What you will do: Indicate only the number of lines in the listing below in which the word "this" appears.

Listed records:
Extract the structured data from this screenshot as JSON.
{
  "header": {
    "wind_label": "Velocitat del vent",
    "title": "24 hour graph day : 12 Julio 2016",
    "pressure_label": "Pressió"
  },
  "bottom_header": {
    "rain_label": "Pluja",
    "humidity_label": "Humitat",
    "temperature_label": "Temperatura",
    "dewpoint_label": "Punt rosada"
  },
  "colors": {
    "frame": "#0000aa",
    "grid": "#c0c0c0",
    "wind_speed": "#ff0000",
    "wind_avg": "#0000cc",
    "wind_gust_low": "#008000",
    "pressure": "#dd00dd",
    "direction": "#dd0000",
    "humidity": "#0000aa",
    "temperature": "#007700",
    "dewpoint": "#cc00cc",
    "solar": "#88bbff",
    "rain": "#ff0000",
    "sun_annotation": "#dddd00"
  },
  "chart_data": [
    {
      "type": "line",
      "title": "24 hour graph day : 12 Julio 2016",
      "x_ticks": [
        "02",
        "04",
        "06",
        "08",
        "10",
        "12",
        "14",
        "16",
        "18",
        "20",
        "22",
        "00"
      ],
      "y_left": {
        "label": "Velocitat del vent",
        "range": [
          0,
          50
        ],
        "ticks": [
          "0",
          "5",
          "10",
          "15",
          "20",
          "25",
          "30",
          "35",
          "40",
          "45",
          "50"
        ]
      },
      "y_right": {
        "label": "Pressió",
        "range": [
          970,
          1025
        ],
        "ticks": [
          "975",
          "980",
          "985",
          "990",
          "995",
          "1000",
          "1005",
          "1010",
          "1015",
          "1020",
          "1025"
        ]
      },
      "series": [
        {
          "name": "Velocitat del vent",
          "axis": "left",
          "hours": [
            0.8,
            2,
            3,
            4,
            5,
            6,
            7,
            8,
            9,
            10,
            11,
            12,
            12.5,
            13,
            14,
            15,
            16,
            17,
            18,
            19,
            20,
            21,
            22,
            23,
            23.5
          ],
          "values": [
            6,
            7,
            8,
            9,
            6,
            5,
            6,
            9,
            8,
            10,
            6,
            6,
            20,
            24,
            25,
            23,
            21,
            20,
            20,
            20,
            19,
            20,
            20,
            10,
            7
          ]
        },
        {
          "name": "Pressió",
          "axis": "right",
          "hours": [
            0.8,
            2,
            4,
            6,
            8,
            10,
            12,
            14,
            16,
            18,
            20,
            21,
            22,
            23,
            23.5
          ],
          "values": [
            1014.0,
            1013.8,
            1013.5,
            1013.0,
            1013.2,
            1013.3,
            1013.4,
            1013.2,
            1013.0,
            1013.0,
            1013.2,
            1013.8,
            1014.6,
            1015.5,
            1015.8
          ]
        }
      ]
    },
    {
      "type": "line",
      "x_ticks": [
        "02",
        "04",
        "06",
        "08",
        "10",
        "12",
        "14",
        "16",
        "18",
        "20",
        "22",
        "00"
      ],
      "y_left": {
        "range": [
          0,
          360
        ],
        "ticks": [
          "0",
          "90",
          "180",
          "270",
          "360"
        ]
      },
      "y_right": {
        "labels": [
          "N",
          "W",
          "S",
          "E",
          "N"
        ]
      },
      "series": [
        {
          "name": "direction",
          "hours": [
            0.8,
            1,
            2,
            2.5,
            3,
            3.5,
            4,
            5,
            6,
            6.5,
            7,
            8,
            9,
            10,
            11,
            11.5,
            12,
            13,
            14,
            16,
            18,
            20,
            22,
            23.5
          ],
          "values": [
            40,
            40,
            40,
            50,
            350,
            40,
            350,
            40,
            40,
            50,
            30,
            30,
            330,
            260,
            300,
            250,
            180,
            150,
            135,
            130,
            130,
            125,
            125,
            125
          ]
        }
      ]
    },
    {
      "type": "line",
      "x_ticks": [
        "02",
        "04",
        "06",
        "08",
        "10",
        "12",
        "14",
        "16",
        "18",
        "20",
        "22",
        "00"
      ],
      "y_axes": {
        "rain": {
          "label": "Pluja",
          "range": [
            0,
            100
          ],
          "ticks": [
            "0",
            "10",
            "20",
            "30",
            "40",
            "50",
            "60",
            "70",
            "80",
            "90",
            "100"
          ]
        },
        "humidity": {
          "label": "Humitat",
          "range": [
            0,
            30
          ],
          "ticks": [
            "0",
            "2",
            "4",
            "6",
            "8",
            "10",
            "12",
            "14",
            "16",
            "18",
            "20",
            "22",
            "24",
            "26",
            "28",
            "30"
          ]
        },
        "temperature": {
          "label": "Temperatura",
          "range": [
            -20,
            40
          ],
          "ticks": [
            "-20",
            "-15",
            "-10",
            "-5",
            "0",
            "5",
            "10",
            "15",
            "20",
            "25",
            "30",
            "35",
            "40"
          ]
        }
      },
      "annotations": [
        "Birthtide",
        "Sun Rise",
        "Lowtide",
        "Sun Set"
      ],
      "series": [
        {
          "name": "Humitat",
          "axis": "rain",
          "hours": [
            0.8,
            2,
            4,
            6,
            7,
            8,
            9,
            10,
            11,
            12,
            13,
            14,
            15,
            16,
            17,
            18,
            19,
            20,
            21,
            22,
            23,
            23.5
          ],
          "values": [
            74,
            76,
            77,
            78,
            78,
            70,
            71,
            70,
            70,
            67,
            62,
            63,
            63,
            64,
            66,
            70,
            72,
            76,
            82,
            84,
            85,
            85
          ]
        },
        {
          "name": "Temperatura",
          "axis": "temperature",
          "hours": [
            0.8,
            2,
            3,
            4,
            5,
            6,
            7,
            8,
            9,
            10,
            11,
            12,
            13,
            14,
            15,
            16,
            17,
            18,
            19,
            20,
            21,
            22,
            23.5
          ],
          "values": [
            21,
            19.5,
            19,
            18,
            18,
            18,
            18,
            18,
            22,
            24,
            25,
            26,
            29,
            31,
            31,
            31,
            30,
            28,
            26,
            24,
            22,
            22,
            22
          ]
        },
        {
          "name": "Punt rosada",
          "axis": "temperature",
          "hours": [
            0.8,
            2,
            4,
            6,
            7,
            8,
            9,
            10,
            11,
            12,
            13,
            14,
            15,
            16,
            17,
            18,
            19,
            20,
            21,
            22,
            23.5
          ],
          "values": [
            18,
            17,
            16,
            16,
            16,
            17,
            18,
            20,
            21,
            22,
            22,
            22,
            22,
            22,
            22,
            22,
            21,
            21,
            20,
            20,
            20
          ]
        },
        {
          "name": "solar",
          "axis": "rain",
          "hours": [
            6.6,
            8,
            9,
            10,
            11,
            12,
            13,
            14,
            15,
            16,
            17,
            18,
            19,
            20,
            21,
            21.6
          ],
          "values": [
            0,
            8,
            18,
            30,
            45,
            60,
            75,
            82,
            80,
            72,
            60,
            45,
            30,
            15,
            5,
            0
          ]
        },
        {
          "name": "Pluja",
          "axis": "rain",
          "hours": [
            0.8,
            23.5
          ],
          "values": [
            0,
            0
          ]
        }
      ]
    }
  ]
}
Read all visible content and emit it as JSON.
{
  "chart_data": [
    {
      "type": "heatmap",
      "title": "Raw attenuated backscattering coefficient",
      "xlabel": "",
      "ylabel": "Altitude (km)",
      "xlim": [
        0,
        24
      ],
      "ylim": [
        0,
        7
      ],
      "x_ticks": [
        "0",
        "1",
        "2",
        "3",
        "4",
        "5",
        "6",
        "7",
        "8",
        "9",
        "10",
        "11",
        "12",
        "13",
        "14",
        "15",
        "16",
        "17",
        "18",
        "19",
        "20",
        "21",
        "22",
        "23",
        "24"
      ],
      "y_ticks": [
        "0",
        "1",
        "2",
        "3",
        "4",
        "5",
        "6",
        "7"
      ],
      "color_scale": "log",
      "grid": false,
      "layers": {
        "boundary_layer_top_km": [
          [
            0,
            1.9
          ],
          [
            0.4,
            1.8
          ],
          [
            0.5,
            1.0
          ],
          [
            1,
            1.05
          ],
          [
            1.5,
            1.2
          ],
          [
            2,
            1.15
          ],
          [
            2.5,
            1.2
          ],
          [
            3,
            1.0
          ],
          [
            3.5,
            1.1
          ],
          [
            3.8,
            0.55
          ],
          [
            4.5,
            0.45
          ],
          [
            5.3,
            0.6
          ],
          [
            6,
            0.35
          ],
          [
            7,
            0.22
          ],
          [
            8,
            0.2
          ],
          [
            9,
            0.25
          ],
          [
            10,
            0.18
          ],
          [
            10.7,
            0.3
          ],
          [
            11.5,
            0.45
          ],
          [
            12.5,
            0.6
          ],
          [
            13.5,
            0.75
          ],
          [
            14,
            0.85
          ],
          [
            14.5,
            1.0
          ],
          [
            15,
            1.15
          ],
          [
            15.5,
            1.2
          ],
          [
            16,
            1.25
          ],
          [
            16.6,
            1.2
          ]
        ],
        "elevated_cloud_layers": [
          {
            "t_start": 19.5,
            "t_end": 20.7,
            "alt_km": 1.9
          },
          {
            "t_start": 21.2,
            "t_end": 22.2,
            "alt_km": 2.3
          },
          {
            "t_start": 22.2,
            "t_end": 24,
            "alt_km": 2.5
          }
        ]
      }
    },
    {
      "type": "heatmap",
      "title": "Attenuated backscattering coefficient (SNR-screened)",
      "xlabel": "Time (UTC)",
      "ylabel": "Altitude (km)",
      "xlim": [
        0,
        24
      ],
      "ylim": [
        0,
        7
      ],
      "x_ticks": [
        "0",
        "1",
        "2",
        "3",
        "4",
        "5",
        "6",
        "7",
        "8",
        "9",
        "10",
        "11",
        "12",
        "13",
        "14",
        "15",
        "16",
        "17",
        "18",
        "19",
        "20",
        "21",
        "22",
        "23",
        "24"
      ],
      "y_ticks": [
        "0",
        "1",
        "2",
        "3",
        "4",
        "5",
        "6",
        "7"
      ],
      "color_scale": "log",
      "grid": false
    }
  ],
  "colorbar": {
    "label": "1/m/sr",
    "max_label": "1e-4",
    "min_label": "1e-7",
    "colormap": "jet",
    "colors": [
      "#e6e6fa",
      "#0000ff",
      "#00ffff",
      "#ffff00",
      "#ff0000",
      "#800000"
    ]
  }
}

==

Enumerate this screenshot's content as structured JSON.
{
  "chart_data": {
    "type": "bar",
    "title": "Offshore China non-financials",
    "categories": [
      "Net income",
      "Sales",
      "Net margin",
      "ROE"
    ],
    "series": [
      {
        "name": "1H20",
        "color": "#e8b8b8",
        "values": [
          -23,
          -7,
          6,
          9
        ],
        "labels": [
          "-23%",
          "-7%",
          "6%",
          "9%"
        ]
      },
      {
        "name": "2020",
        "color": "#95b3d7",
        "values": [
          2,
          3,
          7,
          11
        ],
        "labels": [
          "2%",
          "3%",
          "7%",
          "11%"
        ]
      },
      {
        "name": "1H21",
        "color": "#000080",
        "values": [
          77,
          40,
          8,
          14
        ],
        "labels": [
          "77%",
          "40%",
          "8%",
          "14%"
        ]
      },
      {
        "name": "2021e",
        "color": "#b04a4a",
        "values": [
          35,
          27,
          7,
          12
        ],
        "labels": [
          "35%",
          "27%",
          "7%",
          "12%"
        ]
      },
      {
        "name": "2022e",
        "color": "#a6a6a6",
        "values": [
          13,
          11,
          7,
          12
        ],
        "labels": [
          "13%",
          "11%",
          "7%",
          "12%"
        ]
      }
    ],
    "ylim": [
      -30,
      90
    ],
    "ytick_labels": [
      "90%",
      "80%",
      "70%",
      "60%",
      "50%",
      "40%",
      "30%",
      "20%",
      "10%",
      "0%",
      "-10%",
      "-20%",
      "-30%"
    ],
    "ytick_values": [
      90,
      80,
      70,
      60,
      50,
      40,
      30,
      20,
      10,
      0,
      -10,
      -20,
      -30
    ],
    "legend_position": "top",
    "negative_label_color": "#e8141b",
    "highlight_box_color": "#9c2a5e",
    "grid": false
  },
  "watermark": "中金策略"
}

Written answer: 2